INSTRUCTION —
The entries need to be copied exactly.

Part of a data file:
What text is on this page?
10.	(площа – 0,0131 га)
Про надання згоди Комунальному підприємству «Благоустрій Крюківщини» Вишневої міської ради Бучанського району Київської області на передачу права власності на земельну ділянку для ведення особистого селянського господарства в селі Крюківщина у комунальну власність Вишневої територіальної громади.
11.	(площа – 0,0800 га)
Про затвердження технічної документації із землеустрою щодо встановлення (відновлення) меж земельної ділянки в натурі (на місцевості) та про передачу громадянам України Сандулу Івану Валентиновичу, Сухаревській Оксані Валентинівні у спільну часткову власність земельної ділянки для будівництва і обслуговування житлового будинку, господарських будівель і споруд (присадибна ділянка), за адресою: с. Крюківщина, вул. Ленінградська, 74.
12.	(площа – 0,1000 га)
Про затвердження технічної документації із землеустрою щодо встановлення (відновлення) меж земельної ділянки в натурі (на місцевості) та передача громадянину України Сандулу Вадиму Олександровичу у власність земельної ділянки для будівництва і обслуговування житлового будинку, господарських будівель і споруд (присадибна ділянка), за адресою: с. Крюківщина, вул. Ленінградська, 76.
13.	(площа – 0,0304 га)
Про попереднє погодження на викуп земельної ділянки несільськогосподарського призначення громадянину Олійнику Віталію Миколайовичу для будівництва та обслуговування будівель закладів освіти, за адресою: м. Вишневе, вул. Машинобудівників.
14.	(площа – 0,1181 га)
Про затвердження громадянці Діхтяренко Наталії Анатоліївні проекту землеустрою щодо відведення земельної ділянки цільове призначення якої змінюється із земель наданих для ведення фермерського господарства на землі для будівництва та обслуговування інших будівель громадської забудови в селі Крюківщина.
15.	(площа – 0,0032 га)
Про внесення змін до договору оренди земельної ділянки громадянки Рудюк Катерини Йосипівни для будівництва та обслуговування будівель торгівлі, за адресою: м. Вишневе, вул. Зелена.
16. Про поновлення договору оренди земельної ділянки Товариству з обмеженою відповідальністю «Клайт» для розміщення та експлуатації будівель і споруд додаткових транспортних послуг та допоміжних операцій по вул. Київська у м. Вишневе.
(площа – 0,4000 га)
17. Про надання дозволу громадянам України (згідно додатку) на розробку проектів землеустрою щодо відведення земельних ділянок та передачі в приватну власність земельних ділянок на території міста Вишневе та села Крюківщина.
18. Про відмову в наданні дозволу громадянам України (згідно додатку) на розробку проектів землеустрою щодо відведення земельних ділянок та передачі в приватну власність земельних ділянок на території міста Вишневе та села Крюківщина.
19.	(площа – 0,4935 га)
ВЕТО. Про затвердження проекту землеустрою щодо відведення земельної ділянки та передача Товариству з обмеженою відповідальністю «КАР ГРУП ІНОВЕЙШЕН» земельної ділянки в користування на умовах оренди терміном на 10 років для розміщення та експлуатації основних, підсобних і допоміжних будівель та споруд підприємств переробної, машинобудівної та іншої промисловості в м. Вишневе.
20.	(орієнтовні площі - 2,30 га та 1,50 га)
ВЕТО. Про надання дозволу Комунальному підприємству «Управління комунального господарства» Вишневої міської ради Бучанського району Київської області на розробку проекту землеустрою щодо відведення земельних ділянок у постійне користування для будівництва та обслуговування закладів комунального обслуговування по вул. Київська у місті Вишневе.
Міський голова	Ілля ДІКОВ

EXPECTED OUTPUT —
What text is on this page?
10.	(площа – 0,0131 га)
Про надання згоди Комунальному підприємству «Благоустрій Крюківщини» Вишневої міської ради Бучанського району Київської області на передачу права власності на земельну ділянку для ведення особистого селянського господарства в селі Крюківщина у комунальну власність Вишневої територіальної громади.
11.	(площа – 0,0800 га)
Про затвердження технічної документації із землеустрою щодо встановлення (відновлення) меж земельної ділянки в натурі (на місцевості) та про передачу громадянам України Сандулу Івану Валентиновичу, Сухаревській Оксані Валентинівні у спільну часткову власність земельної ділянки для будівництва і обслуговування житлового будинку, господарських будівель і споруд (присадибна ділянка), за адресою: с. Крюківщина, вул. Ленінградська, 74.
12.	(площа – 0,1000 га)
Про затвердження технічної документації із землеустрою щодо встановлення (відновлення) меж земельної ділянки в натурі (на місцевості) та передача громадянину України Сандулу Вадиму Олександровичу у власність земельної ділянки для будівництва і обслуговування житлового будинку, господарських будівель і споруд (присадибна ділянка), за адресою: с. Крюківщина, вул. Ленінградська, 76.
13.	(площа – 0,0304 га)
Про попереднє погодження на викуп земельної ділянки несільськогосподарського призначення громадянину Олійнику Віталію Миколайовичу для будівництва та обслуговування будівель закладів освіти, за адресою: м. Вишневе, вул. Машинобудівників.
14.	(площа – 0,1181 га)
Про затвердження громадянці Діхтяренко Наталії Анатоліївні проекту землеустрою щодо відведення земельної ділянки цільове призначення якої змінюється із земель наданих для ведення фермерського господарства на землі для будівництва та обслуговування інших будівель громадської забудови в селі Крюківщина.
15.	(площа – 0,0032 га)
Про внесення змін до договору оренди земельної ділянки громадянки Рудюк Катерини Йосипівни для будівництва та обслуговування будівель торгівлі, за адресою: м. Вишневе, вул. Зелена.
16. Про поновлення договору оренди земельної ділянки Товариству з обмеженою відповідальністю «Клайт» для розміщення та експлуатації будівель і споруд додаткових транспортних послуг та допоміжних операцій по вул. Київська у м. Вишневе.
(площа – 0,4000 га)
17. Про надання дозволу громадянам України (згідно додатку) на розробку проектів землеустрою щодо відведення земельних ділянок та передачі в приватну власність земельних ділянок на території міста Вишневе та села Крюківщина.
18. Про відмову в наданні дозволу громадянам України (згідно додатку) на розробку проектів землеустрою щодо відведення земельних ділянок та передачі в приватну власність земельних ділянок на території міста Вишневе та села Крюківщина.
19.	(площа – 0,4935 га)
ВЕТО. Про затвердження проекту землеустрою щодо відведення земельної ділянки та передача Товариству з обмеженою відповідальністю «КАР ГРУП ІНОВЕЙШЕН» земельної ділянки в користування на умовах оренди терміном на 10 років для розміщення та експлуатації основних, підсобних і допоміжних будівель та споруд підприємств переробної, машинобудівної та іншої промисловості в м. Вишневе.
20.	(орієнтовні площі - 2,30 га та 1,50 га)
ВЕТО. Про надання дозволу Комунальному підприємству «Управління комунального господарства» Вишневої міської ради Бучанського району Київської області на розробку проекту землеустрою щодо відведення земельних ділянок у постійне користування для будівництва та обслуговування закладів комунального обслуговування по вул. Київська у місті Вишневе.
Міський голова	Ілля ДІКОВ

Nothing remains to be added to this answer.